* START *

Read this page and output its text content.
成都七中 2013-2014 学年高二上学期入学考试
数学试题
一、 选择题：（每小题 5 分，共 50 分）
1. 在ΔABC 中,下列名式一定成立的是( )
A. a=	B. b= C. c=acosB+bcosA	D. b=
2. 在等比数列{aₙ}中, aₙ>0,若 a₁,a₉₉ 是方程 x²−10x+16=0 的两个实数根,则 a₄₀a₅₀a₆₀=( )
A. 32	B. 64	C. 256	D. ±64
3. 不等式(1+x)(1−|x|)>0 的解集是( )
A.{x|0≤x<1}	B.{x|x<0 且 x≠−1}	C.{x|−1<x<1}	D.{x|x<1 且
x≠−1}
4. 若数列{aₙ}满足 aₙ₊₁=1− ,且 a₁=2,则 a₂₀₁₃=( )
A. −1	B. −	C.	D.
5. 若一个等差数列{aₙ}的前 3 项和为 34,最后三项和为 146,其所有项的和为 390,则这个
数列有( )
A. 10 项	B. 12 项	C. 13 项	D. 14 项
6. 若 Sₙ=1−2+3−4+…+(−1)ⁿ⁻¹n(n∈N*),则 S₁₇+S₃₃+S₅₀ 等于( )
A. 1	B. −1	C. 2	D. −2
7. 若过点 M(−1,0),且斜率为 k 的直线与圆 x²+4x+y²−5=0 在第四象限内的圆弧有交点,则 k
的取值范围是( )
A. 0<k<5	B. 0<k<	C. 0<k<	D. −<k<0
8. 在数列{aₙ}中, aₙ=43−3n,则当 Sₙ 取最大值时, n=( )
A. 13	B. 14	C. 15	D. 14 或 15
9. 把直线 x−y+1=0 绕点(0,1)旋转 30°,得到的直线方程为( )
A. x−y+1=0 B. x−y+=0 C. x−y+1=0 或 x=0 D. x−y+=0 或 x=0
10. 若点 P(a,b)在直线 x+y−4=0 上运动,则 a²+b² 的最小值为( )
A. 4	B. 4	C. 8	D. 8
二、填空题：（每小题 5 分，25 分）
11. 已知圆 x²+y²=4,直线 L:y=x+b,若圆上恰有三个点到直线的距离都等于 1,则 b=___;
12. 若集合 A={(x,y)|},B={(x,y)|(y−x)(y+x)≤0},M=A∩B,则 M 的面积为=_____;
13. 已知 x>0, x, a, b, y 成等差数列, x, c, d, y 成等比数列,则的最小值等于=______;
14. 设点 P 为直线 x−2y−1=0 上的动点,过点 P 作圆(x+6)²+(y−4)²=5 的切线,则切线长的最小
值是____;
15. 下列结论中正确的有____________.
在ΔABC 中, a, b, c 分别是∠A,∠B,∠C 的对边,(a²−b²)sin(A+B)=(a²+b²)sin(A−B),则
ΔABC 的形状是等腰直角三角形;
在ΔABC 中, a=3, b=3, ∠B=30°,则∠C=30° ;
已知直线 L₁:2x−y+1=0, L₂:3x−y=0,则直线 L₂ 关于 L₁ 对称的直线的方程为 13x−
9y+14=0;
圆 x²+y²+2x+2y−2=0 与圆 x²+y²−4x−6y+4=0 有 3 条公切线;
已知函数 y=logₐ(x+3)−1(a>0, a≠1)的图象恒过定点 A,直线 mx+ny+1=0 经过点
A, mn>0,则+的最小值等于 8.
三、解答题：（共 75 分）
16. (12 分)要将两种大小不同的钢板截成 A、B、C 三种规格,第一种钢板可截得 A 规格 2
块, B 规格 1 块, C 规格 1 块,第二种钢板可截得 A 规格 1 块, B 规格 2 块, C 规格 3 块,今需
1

* END *

Required task: Every entry must be quoted exactly as it appears above.

Output for this exercise:
Read this page and output its text content.
成都七中 2013-2014 学年高二上学期入学考试
数学试题
一、 选择题：（每小题 5 分，共 50 分）
1. 在ΔABC 中,下列名式一定成立的是( )
A. a=	B. b= C. c=acosB+bcosA	D. b=
2. 在等比数列{aₙ}中, aₙ>0,若 a₁,a₉₉ 是方程 x²−10x+16=0 的两个实数根,则 a₄₀a₅₀a₆₀=( )
A. 32	B. 64	C. 256	D. ±64
3. 不等式(1+x)(1−|x|)>0 的解集是( )
A.{x|0≤x<1}	B.{x|x<0 且 x≠−1}	C.{x|−1<x<1}	D.{x|x<1 且
x≠−1}
4. 若数列{aₙ}满足 aₙ₊₁=1− ,且 a₁=2,则 a₂₀₁₃=( )
A. −1	B. −	C.	D.
5. 若一个等差数列{aₙ}的前 3 项和为 34,最后三项和为 146,其所有项的和为 390,则这个
数列有( )
A. 10 项	B. 12 项	C. 13 项	D. 14 项
6. 若 Sₙ=1−2+3−4+…+(−1)ⁿ⁻¹n(n∈N*),则 S₁₇+S₃₃+S₅₀ 等于( )
A. 1	B. −1	C. 2	D. −2
7. 若过点 M(−1,0),且斜率为 k 的直线与圆 x²+4x+y²−5=0 在第四象限内的圆弧有交点,则 k
的取值范围是( )
A. 0<k<5	B. 0<k<	C. 0<k<	D. −<k<0
8. 在数列{aₙ}中, aₙ=43−3n,则当 Sₙ 取最大值时, n=( )
A. 13	B. 14	C. 15	D. 14 或 15
9. 把直线 x−y+1=0 绕点(0,1)旋转 30°,得到的直线方程为( )
A. x−y+1=0 B. x−y+=0 C. x−y+1=0 或 x=0 D. x−y+=0 或 x=0
10. 若点 P(a,b)在直线 x+y−4=0 上运动,则 a²+b² 的最小值为( )
A. 4	B. 4	C. 8	D. 8
二、填空题：（每小题 5 分，25 分）
11. 已知圆 x²+y²=4,直线 L:y=x+b,若圆上恰有三个点到直线的距离都等于 1,则 b=___;
12. 若集合 A={(x,y)|},B={(x,y)|(y−x)(y+x)≤0},M=A∩B,则 M 的面积为=_____;
13. 已知 x>0, x, a, b, y 成等差数列, x, c, d, y 成等比数列,则的最小值等于=______;
14. 设点 P 为直线 x−2y−1=0 上的动点,过点 P 作圆(x+6)²+(y−4)²=5 的切线,则切线长的最小
值是____;
15. 下列结论中正确的有____________.
在ΔABC 中, a, b, c 分别是∠A,∠B,∠C 的对边,(a²−b²)sin(A+B)=(a²+b²)sin(A−B),则
ΔABC 的形状是等腰直角三角形;
在ΔABC 中, a=3, b=3, ∠B=30°,则∠C=30° ;
已知直线 L₁:2x−y+1=0, L₂:3x−y=0,则直线 L₂ 关于 L₁ 对称的直线的方程为 13x−
9y+14=0;
圆 x²+y²+2x+2y−2=0 与圆 x²+y²−4x−6y+4=0 有 3 条公切线;
已知函数 y=logₐ(x+3)−1(a>0, a≠1)的图象恒过定点 A,直线 mx+ny+1=0 经过点
A, mn>0,则+的最小值等于 8.
三、解答题：（共 75 分）
16. (12 分)要将两种大小不同的钢板截成 A、B、C 三种规格,第一种钢板可截得 A 规格 2
块, B 规格 1 块, C 规格 1 块,第二种钢板可截得 A 规格 1 块, B 规格 2 块, C 规格 3 块,今需
1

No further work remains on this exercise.